[Begin Exercise materials]

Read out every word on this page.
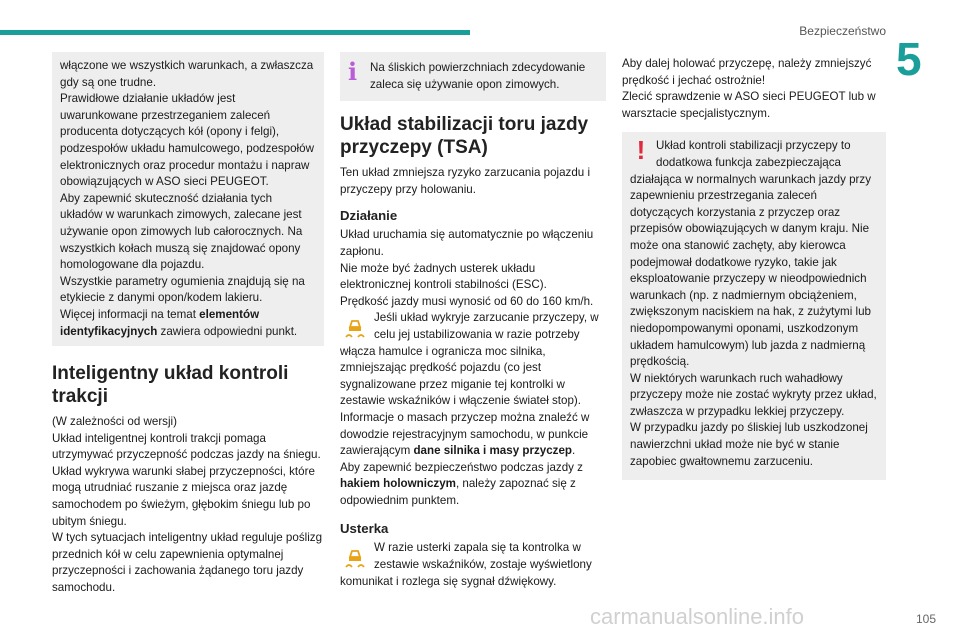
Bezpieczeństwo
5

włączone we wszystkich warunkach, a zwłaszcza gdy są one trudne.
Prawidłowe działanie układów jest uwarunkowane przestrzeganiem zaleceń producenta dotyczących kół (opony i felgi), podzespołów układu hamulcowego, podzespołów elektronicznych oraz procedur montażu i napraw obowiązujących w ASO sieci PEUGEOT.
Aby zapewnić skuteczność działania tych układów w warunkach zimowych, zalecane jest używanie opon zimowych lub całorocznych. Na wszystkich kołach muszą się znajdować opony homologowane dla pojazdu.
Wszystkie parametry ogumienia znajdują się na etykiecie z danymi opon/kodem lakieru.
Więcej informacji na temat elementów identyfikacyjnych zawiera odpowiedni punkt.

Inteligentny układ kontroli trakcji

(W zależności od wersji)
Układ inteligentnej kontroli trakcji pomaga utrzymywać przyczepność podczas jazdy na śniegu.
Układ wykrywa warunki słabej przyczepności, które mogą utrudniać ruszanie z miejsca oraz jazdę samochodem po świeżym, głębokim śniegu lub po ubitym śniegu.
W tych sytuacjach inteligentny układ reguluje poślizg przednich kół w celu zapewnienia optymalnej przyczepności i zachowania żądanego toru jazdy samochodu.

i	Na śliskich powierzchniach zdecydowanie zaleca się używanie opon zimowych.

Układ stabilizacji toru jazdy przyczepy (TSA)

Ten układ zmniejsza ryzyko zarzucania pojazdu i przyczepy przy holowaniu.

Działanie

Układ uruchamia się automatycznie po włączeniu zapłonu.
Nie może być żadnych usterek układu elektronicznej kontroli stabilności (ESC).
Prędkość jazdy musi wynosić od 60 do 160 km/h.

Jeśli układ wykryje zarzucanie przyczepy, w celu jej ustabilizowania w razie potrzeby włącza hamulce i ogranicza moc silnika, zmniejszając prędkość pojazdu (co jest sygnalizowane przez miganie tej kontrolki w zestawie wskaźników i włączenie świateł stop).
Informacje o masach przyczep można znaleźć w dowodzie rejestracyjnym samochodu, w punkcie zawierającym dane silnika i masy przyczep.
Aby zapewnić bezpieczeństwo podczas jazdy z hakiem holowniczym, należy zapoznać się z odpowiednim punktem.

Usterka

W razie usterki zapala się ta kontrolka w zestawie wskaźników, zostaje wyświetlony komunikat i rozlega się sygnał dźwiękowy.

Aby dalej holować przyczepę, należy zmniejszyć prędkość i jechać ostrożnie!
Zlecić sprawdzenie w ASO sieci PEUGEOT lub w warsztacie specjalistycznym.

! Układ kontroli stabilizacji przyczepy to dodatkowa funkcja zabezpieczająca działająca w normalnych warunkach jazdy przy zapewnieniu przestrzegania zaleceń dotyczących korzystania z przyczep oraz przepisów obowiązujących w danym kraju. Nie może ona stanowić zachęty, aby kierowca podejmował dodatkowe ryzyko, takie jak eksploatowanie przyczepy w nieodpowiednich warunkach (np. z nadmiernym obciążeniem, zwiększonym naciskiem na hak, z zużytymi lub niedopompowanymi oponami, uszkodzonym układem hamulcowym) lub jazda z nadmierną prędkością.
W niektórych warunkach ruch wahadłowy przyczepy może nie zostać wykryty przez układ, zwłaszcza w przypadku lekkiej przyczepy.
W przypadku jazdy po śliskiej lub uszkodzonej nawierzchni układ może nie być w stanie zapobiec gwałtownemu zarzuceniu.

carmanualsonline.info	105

[End Exercise materials]

- **What you have to do**
Except for the pictures, reproduce every line exactly.

- **Task response**
Read out every word on this page.
Bezpieczeństwo
5

włączone we wszystkich warunkach, a zwłaszcza gdy są one trudne.
Prawidłowe działanie układów jest uwarunkowane przestrzeganiem zaleceń producenta dotyczących kół (opony i felgi), podzespołów układu hamulcowego, podzespołów elektronicznych oraz procedur montażu i napraw obowiązujących w ASO sieci PEUGEOT.
Aby zapewnić skuteczność działania tych układów w warunkach zimowych, zalecane jest używanie opon zimowych lub całorocznych. Na wszystkich kołach muszą się znajdować opony homologowane dla pojazdu.
Wszystkie parametry ogumienia znajdują się na etykiecie z danymi opon/kodem lakieru.
Więcej informacji na temat elementów identyfikacyjnych zawiera odpowiedni punkt.

Inteligentny układ kontroli trakcji

(W zależności od wersji)
Układ inteligentnej kontroli trakcji pomaga utrzymywać przyczepność podczas jazdy na śniegu.
Układ wykrywa warunki słabej przyczepności, które mogą utrudniać ruszanie z miejsca oraz jazdę samochodem po świeżym, głębokim śniegu lub po ubitym śniegu.
W tych sytuacjach inteligentny układ reguluje poślizg przednich kół w celu zapewnienia optymalnej przyczepności i zachowania żądanego toru jazdy samochodu.

i	Na śliskich powierzchniach zdecydowanie zaleca się używanie opon zimowych.

Układ stabilizacji toru jazdy przyczepy (TSA)

Ten układ zmniejsza ryzyko zarzucania pojazdu i przyczepy przy holowaniu.

Działanie

Układ uruchamia się automatycznie po włączeniu zapłonu.
Nie może być żadnych usterek układu elektronicznej kontroli stabilności (ESC).
Prędkość jazdy musi wynosić od 60 do 160 km/h.

Jeśli układ wykryje zarzucanie przyczepy, w celu jej ustabilizowania w razie potrzeby włącza hamulce i ogranicza moc silnika, zmniejszając prędkość pojazdu (co jest sygnalizowane przez miganie tej kontrolki w zestawie wskaźników i włączenie świateł stop).
Informacje o masach przyczep można znaleźć w dowodzie rejestracyjnym samochodu, w punkcie zawierającym dane silnika i masy przyczep.
Aby zapewnić bezpieczeństwo podczas jazdy z hakiem holowniczym, należy zapoznać się z odpowiednim punktem.

Usterka

W razie usterki zapala się ta kontrolka w zestawie wskaźników, zostaje wyświetlony komunikat i rozlega się sygnał dźwiękowy.

Aby dalej holować przyczepę, należy zmniejszyć prędkość i jechać ostrożnie!
Zlecić sprawdzenie w ASO sieci PEUGEOT lub w warsztacie specjalistycznym.

! Układ kontroli stabilizacji przyczepy to dodatkowa funkcja zabezpieczająca działająca w normalnych warunkach jazdy przy zapewnieniu przestrzegania zaleceń dotyczących korzystania z przyczep oraz przepisów obowiązujących w danym kraju. Nie może ona stanowić zachęty, aby kierowca podejmował dodatkowe ryzyko, takie jak eksploatowanie przyczepy w nieodpowiednich warunkach (np. z nadmiernym obciążeniem, zwiększonym naciskiem na hak, z zużytymi lub niedopompowanymi oponami, uszkodzonym układem hamulcowym) lub jazda z nadmierną prędkością.
W niektórych warunkach ruch wahadłowy przyczepy może nie zostać wykryty przez układ, zwłaszcza w przypadku lekkiej przyczepy.
W przypadku jazdy po śliskiej lub uszkodzonej nawierzchni układ może nie być w stanie zapobiec gwałtownemu zarzuceniu.

carmanualsonline.info	105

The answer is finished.